Repeat the listing in full, preserving every character.

────────────────

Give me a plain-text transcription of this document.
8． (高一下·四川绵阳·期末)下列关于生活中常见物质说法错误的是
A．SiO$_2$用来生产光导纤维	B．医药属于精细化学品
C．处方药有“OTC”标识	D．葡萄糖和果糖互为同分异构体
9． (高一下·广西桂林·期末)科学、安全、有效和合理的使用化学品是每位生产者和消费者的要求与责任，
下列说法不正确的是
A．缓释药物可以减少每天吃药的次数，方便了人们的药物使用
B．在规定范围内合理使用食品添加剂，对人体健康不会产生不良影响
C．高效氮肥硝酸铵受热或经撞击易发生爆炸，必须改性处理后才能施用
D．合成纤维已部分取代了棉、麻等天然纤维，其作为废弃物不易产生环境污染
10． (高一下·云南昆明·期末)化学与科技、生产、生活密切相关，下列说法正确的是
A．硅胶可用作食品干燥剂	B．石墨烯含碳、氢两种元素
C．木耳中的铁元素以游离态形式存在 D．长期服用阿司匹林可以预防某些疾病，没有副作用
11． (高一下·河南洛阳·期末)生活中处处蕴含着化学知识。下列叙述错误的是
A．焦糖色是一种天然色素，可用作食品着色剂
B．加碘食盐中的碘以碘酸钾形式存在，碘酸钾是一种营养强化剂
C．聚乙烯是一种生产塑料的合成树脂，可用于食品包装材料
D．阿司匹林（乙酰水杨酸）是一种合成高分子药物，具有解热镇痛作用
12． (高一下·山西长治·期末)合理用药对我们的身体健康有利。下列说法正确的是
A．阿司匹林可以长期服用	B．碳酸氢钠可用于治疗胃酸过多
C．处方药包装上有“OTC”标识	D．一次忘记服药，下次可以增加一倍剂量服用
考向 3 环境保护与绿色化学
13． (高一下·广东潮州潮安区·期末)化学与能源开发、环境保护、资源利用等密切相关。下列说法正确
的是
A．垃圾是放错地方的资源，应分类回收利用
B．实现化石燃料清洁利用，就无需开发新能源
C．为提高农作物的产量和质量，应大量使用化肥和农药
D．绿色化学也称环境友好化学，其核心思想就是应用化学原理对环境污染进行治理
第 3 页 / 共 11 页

────────────────

◆ Solution for this task
Give me a plain-text transcription of this document.
8． (高一下·四川绵阳·期末)下列关于生活中常见物质说法错误的是
A．SiO$_2$用来生产光导纤维	B．医药属于精细化学品
C．处方药有“OTC”标识	D．葡萄糖和果糖互为同分异构体
9． (高一下·广西桂林·期末)科学、安全、有效和合理的使用化学品是每位生产者和消费者的要求与责任，
下列说法不正确的是
A．缓释药物可以减少每天吃药的次数，方便了人们的药物使用
B．在规定范围内合理使用食品添加剂，对人体健康不会产生不良影响
C．高效氮肥硝酸铵受热或经撞击易发生爆炸，必须改性处理后才能施用
D．合成纤维已部分取代了棉、麻等天然纤维，其作为废弃物不易产生环境污染
10． (高一下·云南昆明·期末)化学与科技、生产、生活密切相关，下列说法正确的是
A．硅胶可用作食品干燥剂	B．石墨烯含碳、氢两种元素
C．木耳中的铁元素以游离态形式存在 D．长期服用阿司匹林可以预防某些疾病，没有副作用
11． (高一下·河南洛阳·期末)生活中处处蕴含着化学知识。下列叙述错误的是
A．焦糖色是一种天然色素，可用作食品着色剂
B．加碘食盐中的碘以碘酸钾形式存在，碘酸钾是一种营养强化剂
C．聚乙烯是一种生产塑料的合成树脂，可用于食品包装材料
D．阿司匹林（乙酰水杨酸）是一种合成高分子药物，具有解热镇痛作用
12． (高一下·山西长治·期末)合理用药对我们的身体健康有利。下列说法正确的是
A．阿司匹林可以长期服用	B．碳酸氢钠可用于治疗胃酸过多
C．处方药包装上有“OTC”标识	D．一次忘记服药，下次可以增加一倍剂量服用
考向 3 环境保护与绿色化学
13． (高一下·广东潮州潮安区·期末)化学与能源开发、环境保护、资源利用等密切相关。下列说法正确
的是
A．垃圾是放错地方的资源，应分类回收利用
B．实现化石燃料清洁利用，就无需开发新能源
C．为提高农作物的产量和质量，应大量使用化肥和农药
D．绿色化学也称环境友好化学，其核心思想就是应用化学原理对环境污染进行治理
第 3 页 / 共 11 页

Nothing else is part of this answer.